## What the task requires
Starting at the line with "Serialize everything readable", copy each line through the last one below exactly as written, without any pictures.

## Information shown
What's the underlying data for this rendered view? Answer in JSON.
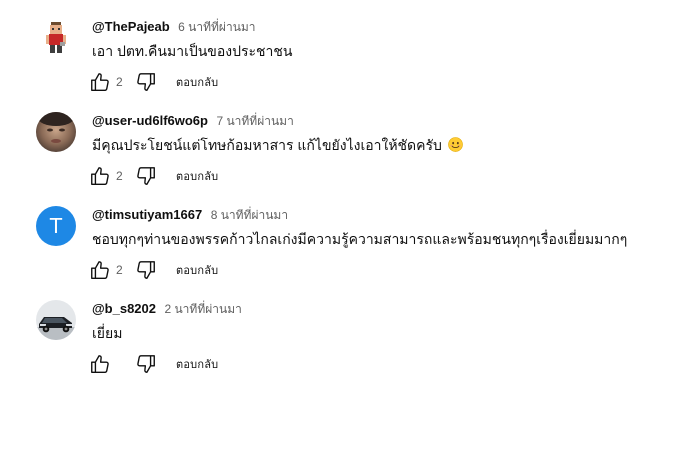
{
  "comments": [
    {
      "author": "@ThePajeab",
      "time": "6 นาทีที่ผ่านมา",
      "text": "เอา ปตท.คืนมาเป็นของประชาชน",
      "likes": "2",
      "reply_label": "ตอบกลับ",
      "avatar": "pixel-figure-avatar"
    },
    {
      "author": "@user-ud6lf6wo6p",
      "time": "7 นาทีที่ผ่านมา",
      "text": "มีคุณประโยชน์แต่โทษก้อมหาสาร แก้ไขยังไงเอาให้ชัดครับ",
      "emoji": "smiling-face-emoji",
      "likes": "2",
      "reply_label": "ตอบกลับ",
      "avatar": "photo-avatar"
    },
    {
      "author": "@timsutiyam1667",
      "time": "8 นาทีที่ผ่านมา",
      "text": "ชอบทุกๆท่านของพรรคก้าวไกลเก่งมีความรู้ความสามารถและพร้อมชนทุกๆเรื่องเยี่ยมมากๆ",
      "likes": "2",
      "reply_label": "ตอบกลับ",
      "avatar_letter": "T",
      "avatar_color": "#1e88e5"
    },
    {
      "author": "@b_s8202",
      "time": "2 นาทีที่ผ่านมา",
      "text": "เยี่ยม",
      "likes": "",
      "reply_label": "ตอบกลับ",
      "avatar": "car-photo-avatar"
    }
  ],
  "icons": {
    "like": "thumb-up-icon",
    "dislike": "thumb-down-icon"
  },
  "colors": {
    "text": "#0f0f0f",
    "secondary": "#606060"
  }
}
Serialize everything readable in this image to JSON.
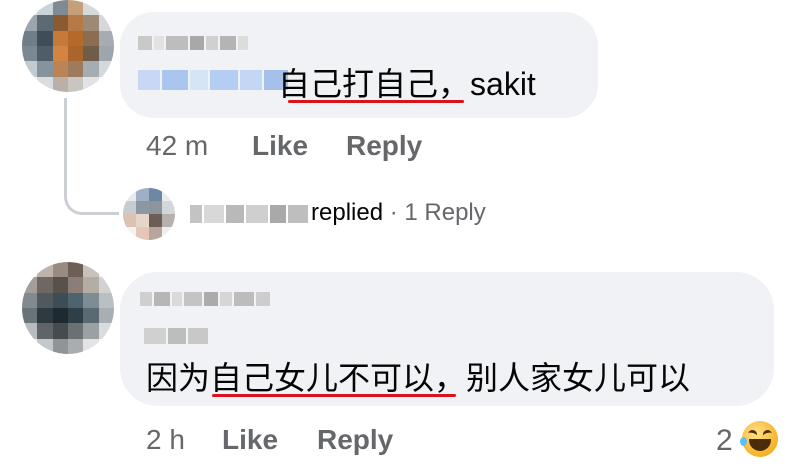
{
  "comments": [
    {
      "text_prefix": "",
      "text_main": "自己打自己",
      "text_suffix": "，sakit",
      "time": "42 m",
      "like_label": "Like",
      "reply_label": "Reply"
    },
    {
      "second_line_a": "因为",
      "second_line_b": "自己女儿不可以",
      "second_line_c": "，别人家女儿可以",
      "time": "2 h",
      "like_label": "Like",
      "reply_label": "Reply",
      "reaction_count": "2",
      "reaction_icon": "laughing-emoji-icon"
    }
  ],
  "reply_summary": {
    "replied": "replied",
    "separator": "·",
    "count": "1 Reply"
  },
  "colors": {
    "bubble": "#f0f2f5",
    "underline": "#d9121d",
    "meta": "#65676b",
    "thread_line": "#ccd0d5"
  }
}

## Task answer
Serialize everything readable in this image to JSON.
{
  "comments": [
    {
      "text_prefix": "",
      "text_main": "自己打自己",
      "text_suffix": "，sakit",
      "time": "42 m",
      "like_label": "Like",
      "reply_label": "Reply"
    },
    {
      "second_line_a": "因为",
      "second_line_b": "自己女儿不可以",
      "second_line_c": "，别人家女儿可以",
      "time": "2 h",
      "like_label": "Like",
      "reply_label": "Reply",
      "reaction_count": "2",
      "reaction_icon": "laughing-emoji-icon"
    }
  ],
  "reply_summary": {
    "replied": "replied",
    "separator": "·",
    "count": "1 Reply"
  },
  "colors": {
    "bubble": "#f0f2f5",
    "underline": "#d9121d",
    "meta": "#65676b",
    "thread_line": "#ccd0d5"
  }
}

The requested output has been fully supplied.